**SET EXERCISE A**.
Answer these about the knowledge base text:
(i) Which query language will be extended into a probabilistic graph query language?
(ii) Who is given as the POC?
(iii) How many inference rules were mined, and in how many hours?
**SET EXERCISE B**. Recast the records, from their first line to the line with "network-node[interactable] [376, 156, 385, 162]", as a JSON list of strings with one string per line and no blank lines.

The research objective of this proposal is to extend the data model, query language, query processing and optimization techniques of the state-of-the-art KB systems to support a probabilistic first-order KB system. The P.I. will design a probabilistic KB graph data model; extend SPARQL to probabilistic graph query language with additional inference operators; invent new query execution and optimization techniques for scalable inference queries; and implement a new query processing system using a unified data-parallel and graph-parallel system over web-scale probabilistic KB graphs.
POC: Dr. Daisy Zhe Wang
Projects
ProbKB: Scalable Learning and Inference over Large Probabilistic Knowledge Bases
Recent years have seen a drastic rise in the construction of web-scale knowledge bases (e.g., Freebase, YAGO, DBPedia). These knowledge bases store structured information about real-world people, places, organizations, etc. However, due to the limitations of human knowledge and extraction algorithms, current knowledge bases are still far from complete. In this project, we design the Ontological Pathfinding (OP) algorithm to mine first-order inference rules from web-scale knowledge bases and apply the rules to uncover implicit facts. The OP algorithm scales up via a series of optimization techniques, including a new parallel rule mining algorithm, a pruning strategy to eliminate unsound and resource-consuming rules before applying them, and a novel partitioning algorithm to break the learning task into smaller independent sub-tasks. Combining these techniques, we develop a first rule mining system that scales to Freebase, the largest public knowledge base with 112 million entities and 388 million facts. We mine 36,625 inference rules in 34 hours; no existing system achieves this scale.

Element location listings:
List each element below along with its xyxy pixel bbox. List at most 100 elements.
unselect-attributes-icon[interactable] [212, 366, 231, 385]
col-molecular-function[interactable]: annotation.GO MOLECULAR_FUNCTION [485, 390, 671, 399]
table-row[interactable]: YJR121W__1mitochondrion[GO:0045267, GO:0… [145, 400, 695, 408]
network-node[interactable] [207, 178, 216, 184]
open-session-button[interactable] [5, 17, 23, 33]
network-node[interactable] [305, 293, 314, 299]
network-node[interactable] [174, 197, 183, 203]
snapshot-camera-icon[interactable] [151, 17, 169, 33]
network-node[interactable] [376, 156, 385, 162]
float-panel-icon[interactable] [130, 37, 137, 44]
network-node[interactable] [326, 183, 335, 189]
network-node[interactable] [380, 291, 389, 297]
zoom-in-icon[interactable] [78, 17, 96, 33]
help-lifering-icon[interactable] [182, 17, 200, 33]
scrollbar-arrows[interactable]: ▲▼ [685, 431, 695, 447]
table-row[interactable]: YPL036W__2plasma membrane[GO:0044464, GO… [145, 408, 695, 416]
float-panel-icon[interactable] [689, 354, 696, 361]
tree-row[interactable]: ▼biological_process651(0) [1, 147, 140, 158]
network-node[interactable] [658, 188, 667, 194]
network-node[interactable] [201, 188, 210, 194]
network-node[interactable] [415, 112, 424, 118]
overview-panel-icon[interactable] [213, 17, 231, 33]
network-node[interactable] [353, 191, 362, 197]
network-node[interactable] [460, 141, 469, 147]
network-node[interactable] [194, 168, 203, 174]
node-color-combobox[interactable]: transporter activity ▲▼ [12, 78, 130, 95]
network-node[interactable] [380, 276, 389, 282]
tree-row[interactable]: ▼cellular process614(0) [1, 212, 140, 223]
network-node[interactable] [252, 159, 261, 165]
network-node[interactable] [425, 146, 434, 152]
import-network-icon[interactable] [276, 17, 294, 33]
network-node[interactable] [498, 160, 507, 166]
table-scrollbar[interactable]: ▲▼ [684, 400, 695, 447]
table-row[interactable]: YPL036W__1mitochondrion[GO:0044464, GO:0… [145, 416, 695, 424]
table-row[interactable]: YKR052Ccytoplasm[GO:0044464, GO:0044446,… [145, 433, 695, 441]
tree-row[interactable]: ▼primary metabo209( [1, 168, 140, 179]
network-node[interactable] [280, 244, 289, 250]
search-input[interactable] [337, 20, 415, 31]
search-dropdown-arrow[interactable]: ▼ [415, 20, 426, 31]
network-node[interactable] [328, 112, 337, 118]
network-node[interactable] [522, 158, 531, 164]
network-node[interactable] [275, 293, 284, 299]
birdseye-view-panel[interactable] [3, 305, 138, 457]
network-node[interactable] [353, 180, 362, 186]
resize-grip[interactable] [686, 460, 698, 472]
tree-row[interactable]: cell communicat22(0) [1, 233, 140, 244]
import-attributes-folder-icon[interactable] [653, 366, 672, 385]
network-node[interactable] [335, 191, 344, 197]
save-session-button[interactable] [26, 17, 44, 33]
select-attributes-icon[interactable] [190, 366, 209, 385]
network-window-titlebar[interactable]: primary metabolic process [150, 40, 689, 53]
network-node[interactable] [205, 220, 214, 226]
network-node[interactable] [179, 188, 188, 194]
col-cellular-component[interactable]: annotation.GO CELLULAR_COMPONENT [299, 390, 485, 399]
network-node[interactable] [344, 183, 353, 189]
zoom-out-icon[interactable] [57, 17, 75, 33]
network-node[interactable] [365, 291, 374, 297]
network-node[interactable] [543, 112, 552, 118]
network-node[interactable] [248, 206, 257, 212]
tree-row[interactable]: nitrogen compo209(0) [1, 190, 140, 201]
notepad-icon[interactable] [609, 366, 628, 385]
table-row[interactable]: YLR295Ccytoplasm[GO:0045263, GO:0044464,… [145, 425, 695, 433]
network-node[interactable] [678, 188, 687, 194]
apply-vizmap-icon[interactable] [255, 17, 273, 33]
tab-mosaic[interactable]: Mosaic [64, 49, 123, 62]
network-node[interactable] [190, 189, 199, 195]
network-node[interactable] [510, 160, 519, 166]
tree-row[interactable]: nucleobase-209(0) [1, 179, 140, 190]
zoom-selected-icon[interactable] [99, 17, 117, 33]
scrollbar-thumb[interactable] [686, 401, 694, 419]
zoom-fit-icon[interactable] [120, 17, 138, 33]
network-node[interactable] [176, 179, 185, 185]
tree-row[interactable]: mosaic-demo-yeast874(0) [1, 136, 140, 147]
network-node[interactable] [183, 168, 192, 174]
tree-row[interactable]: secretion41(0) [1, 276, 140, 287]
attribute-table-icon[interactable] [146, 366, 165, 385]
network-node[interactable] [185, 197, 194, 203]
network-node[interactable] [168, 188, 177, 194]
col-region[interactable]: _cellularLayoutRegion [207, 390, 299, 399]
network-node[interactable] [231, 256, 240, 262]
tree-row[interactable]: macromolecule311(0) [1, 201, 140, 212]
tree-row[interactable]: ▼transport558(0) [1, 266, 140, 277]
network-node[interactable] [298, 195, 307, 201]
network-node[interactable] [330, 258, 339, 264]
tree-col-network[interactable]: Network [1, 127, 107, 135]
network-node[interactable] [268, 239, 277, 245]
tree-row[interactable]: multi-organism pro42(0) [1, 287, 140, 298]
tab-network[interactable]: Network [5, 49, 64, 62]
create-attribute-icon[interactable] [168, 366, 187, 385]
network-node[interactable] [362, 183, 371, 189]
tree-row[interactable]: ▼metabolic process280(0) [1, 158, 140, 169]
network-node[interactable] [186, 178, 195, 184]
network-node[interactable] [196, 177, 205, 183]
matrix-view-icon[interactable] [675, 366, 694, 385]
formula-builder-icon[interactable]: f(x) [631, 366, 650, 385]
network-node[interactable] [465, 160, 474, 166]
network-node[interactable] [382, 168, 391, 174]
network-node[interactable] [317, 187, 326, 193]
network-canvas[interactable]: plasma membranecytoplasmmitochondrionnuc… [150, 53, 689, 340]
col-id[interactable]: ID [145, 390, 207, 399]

**PROBLEM SOLUTION A**.
(i) SPARQL
(ii) Dr. Daisy Zhe Wang
(iii) 36,625 inference rules in 34 hours

**PROBLEM SOLUTION B**.
[
  "List each element below along with its xyxy pixel bbox. List at most 100 elements.",
  "unselect-attributes-icon[interactable] [212, 366, 231, 385]",
  "col-molecular-function[interactable]: annotation.GO MOLECULAR_FUNCTION [485, 390, 671, 399]",
  "table-row[interactable]: YJR121W__1mitochondrion[GO:0045267, GO:0… [145, 400, 695, 408]",
  "network-node[interactable] [207, 178, 216, 184]",
  "open-session-button[interactable] [5, 17, 23, 33]",
  "network-node[interactable] [305, 293, 314, 299]",
  "network-node[interactable] [174, 197, 183, 203]",
  "snapshot-camera-icon[interactable] [151, 17, 169, 33]",
  "network-node[interactable] [376, 156, 385, 162]"
]